DATASET ENTRIES:
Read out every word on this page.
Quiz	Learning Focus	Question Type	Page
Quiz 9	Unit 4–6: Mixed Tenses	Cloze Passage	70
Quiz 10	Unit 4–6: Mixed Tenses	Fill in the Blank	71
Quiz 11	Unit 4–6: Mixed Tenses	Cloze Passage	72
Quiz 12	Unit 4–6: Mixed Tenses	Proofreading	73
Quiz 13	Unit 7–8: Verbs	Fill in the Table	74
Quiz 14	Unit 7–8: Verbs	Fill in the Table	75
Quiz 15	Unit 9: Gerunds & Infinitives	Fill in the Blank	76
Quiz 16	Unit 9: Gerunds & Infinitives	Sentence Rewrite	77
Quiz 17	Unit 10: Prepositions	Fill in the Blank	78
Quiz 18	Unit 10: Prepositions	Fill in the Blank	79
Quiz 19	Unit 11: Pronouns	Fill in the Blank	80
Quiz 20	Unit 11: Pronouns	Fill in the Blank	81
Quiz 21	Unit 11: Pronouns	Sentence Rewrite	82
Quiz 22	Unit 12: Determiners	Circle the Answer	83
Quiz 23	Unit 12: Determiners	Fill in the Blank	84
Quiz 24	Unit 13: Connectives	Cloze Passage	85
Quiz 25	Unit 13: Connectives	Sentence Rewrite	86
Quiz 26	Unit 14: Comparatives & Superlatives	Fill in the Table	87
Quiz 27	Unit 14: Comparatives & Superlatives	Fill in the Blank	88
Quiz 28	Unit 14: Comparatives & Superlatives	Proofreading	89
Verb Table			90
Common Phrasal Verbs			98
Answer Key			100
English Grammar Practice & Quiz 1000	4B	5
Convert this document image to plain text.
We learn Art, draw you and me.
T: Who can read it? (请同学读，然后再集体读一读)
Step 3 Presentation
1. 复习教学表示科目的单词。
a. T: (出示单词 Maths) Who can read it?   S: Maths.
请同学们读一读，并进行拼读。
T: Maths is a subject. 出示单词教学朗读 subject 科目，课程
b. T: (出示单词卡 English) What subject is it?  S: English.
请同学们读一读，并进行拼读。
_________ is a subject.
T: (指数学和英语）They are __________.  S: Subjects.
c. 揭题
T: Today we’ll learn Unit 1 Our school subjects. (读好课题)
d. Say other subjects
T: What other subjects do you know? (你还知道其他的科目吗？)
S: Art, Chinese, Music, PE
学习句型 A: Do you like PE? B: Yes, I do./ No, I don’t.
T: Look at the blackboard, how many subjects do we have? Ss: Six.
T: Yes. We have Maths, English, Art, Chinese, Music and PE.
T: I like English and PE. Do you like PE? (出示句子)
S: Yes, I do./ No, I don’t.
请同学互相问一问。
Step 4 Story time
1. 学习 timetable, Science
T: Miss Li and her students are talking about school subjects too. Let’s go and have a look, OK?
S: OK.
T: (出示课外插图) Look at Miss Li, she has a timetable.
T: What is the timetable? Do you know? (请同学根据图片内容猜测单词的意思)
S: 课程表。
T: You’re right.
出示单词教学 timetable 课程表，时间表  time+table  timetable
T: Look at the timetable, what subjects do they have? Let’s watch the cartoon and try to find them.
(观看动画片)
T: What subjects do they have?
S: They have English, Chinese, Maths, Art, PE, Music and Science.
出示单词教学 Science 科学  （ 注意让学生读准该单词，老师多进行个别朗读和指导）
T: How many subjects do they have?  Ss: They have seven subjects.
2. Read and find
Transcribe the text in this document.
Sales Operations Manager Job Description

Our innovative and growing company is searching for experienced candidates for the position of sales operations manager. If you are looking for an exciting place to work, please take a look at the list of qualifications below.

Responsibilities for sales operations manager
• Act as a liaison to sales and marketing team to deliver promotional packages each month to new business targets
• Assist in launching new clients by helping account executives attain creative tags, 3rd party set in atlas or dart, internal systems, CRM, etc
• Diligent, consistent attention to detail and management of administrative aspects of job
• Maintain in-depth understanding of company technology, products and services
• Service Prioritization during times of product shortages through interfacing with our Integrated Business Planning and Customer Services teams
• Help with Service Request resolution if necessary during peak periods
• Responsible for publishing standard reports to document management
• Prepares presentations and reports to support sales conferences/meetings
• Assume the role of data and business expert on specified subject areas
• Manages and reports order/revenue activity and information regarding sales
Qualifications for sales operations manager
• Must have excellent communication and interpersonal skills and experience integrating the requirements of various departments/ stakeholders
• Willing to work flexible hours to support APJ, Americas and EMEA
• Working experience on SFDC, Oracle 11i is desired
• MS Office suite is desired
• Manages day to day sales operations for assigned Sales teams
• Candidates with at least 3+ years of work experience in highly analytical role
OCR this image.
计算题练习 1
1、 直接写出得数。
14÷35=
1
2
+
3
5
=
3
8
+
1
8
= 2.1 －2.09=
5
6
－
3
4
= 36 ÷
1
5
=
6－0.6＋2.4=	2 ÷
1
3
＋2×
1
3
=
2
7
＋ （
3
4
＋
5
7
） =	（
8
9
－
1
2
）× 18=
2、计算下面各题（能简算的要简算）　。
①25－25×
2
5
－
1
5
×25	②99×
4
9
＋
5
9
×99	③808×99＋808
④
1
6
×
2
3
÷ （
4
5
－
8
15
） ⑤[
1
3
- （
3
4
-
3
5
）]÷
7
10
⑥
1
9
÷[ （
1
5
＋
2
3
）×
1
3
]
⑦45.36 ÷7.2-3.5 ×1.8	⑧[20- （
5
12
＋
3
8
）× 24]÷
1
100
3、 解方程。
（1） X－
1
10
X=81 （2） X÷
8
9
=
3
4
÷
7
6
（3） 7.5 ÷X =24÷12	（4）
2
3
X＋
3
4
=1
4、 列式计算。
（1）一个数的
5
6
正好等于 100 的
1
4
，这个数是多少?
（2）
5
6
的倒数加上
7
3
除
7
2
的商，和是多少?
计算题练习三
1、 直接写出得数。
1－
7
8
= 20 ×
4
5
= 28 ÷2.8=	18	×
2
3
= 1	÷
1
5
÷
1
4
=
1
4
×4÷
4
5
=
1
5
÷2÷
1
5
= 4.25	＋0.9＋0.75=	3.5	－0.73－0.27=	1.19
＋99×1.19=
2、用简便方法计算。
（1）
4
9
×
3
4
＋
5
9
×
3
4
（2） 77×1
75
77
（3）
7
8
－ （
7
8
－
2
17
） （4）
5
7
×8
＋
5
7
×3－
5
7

EXERCISE REQUIREMENTS: Write every line of the material above again, exactly.

REPLY:
Read out every word on this page.
Quiz	Learning Focus	Question Type	Page
Quiz 9	Unit 4–6: Mixed Tenses	Cloze Passage	70
Quiz 10	Unit 4–6: Mixed Tenses	Fill in the Blank	71
Quiz 11	Unit 4–6: Mixed Tenses	Cloze Passage	72
Quiz 12	Unit 4–6: Mixed Tenses	Proofreading	73
Quiz 13	Unit 7–8: Verbs	Fill in the Table	74
Quiz 14	Unit 7–8: Verbs	Fill in the Table	75
Quiz 15	Unit 9: Gerunds & Infinitives	Fill in the Blank	76
Quiz 16	Unit 9: Gerunds & Infinitives	Sentence Rewrite	77
Quiz 17	Unit 10: Prepositions	Fill in the Blank	78
Quiz 18	Unit 10: Prepositions	Fill in the Blank	79
Quiz 19	Unit 11: Pronouns	Fill in the Blank	80
Quiz 20	Unit 11: Pronouns	Fill in the Blank	81
Quiz 21	Unit 11: Pronouns	Sentence Rewrite	82
Quiz 22	Unit 12: Determiners	Circle the Answer	83
Quiz 23	Unit 12: Determiners	Fill in the Blank	84
Quiz 24	Unit 13: Connectives	Cloze Passage	85
Quiz 25	Unit 13: Connectives	Sentence Rewrite	86
Quiz 26	Unit 14: Comparatives & Superlatives	Fill in the Table	87
Quiz 27	Unit 14: Comparatives & Superlatives	Fill in the Blank	88
Quiz 28	Unit 14: Comparatives & Superlatives	Proofreading	89
Verb Table			90
Common Phrasal Verbs			98
Answer Key			100
English Grammar Practice & Quiz 1000	4B	5
Convert this document image to plain text.
We learn Art, draw you and me.
T: Who can read it? (请同学读，然后再集体读一读)
Step 3 Presentation
1. 复习教学表示科目的单词。
a. T: (出示单词 Maths) Who can read it?   S: Maths.
请同学们读一读，并进行拼读。
T: Maths is a subject. 出示单词教学朗读 subject 科目，课程
b. T: (出示单词卡 English) What subject is it?  S: English.
请同学们读一读，并进行拼读。
_________ is a subject.
T: (指数学和英语）They are __________.  S: Subjects.
c. 揭题
T: Today we’ll learn Unit 1 Our school subjects. (读好课题)
d. Say other subjects
T: What other subjects do you know? (你还知道其他的科目吗？)
S: Art, Chinese, Music, PE
学习句型 A: Do you like PE? B: Yes, I do./ No, I don’t.
T: Look at the blackboard, how many subjects do we have? Ss: Six.
T: Yes. We have Maths, English, Art, Chinese, Music and PE.
T: I like English and PE. Do you like PE? (出示句子)
S: Yes, I do./ No, I don’t.
请同学互相问一问。
Step 4 Story time
1. 学习 timetable, Science
T: Miss Li and her students are talking about school subjects too. Let’s go and have a look, OK?
S: OK.
T: (出示课外插图) Look at Miss Li, she has a timetable.
T: What is the timetable? Do you know? (请同学根据图片内容猜测单词的意思)
S: 课程表。
T: You’re right.
出示单词教学 timetable 课程表，时间表  time+table  timetable
T: Look at the timetable, what subjects do they have? Let’s watch the cartoon and try to find them.
(观看动画片)
T: What subjects do they have?
S: They have English, Chinese, Maths, Art, PE, Music and Science.
出示单词教学 Science 科学  （ 注意让学生读准该单词，老师多进行个别朗读和指导）
T: How many subjects do they have?  Ss: They have seven subjects.
2. Read and find
Transcribe the text in this document.
Sales Operations Manager Job Description

Our innovative and growing company is searching for experienced candidates for the position of sales operations manager. If you are looking for an exciting place to work, please take a look at the list of qualifications below.

Responsibilities for sales operations manager
• Act as a liaison to sales and marketing team to deliver promotional packages each month to new business targets
• Assist in launching new clients by helping account executives attain creative tags, 3rd party set in atlas or dart, internal systems, CRM, etc
• Diligent, consistent attention to detail and management of administrative aspects of job
• Maintain in-depth understanding of company technology, products and services
• Service Prioritization during times of product shortages through interfacing with our Integrated Business Planning and Customer Services teams
• Help with Service Request resolution if necessary during peak periods
• Responsible for publishing standard reports to document management
• Prepares presentations and reports to support sales conferences/meetings
• Assume the role of data and business expert on specified subject areas
• Manages and reports order/revenue activity and information regarding sales
Qualifications for sales operations manager
• Must have excellent communication and interpersonal skills and experience integrating the requirements of various departments/ stakeholders
• Willing to work flexible hours to support APJ, Americas and EMEA
• Working experience on SFDC, Oracle 11i is desired
• MS Office suite is desired
• Manages day to day sales operations for assigned Sales teams
• Candidates with at least 3+ years of work experience in highly analytical role
OCR this image.
计算题练习 1
1、 直接写出得数。
14÷35=
1
2
+
3
5
=
3
8
+
1
8
= 2.1 －2.09=
5
6
－
3
4
= 36 ÷
1
5
=
6－0.6＋2.4=	2 ÷
1
3
＋2×
1
3
=
2
7
＋ （
3
4
＋
5
7
） =	（
8
9
－
1
2
）× 18=
2、计算下面各题（能简算的要简算）　。
①25－25×
2
5
－
1
5
×25	②99×
4
9
＋
5
9
×99	③808×99＋808
④
1
6
×
2
3
÷ （
4
5
－
8
15
） ⑤[
1
3
- （
3
4
-
3
5
）]÷
7
10
⑥
1
9
÷[ （
1
5
＋
2
3
）×
1
3
]
⑦45.36 ÷7.2-3.5 ×1.8	⑧[20- （
5
12
＋
3
8
）× 24]÷
1
100
3、 解方程。
（1） X－
1
10
X=81 （2） X÷
8
9
=
3
4
÷
7
6
（3） 7.5 ÷X =24÷12	（4）
2
3
X＋
3
4
=1
4、 列式计算。
（1）一个数的
5
6
正好等于 100 的
1
4
，这个数是多少?
（2）
5
6
的倒数加上
7
3
除
7
2
的商，和是多少?
计算题练习三
1、 直接写出得数。
1－
7
8
= 20 ×
4
5
= 28 ÷2.8=	18	×
2
3
= 1	÷
1
5
÷
1
4
=
1
4
×4÷
4
5
=
1
5
÷2÷
1
5
= 4.25	＋0.9＋0.75=	3.5	－0.73－0.27=	1.19
＋99×1.19=
2、用简便方法计算。
（1）
4
9
×
3
4
＋
5
9
×
3
4
（2） 77×1
75
77
（3）
7
8
－ （
7
8
－
2
17
） （4）
5
7
×8
＋
5
7
×3－
5
7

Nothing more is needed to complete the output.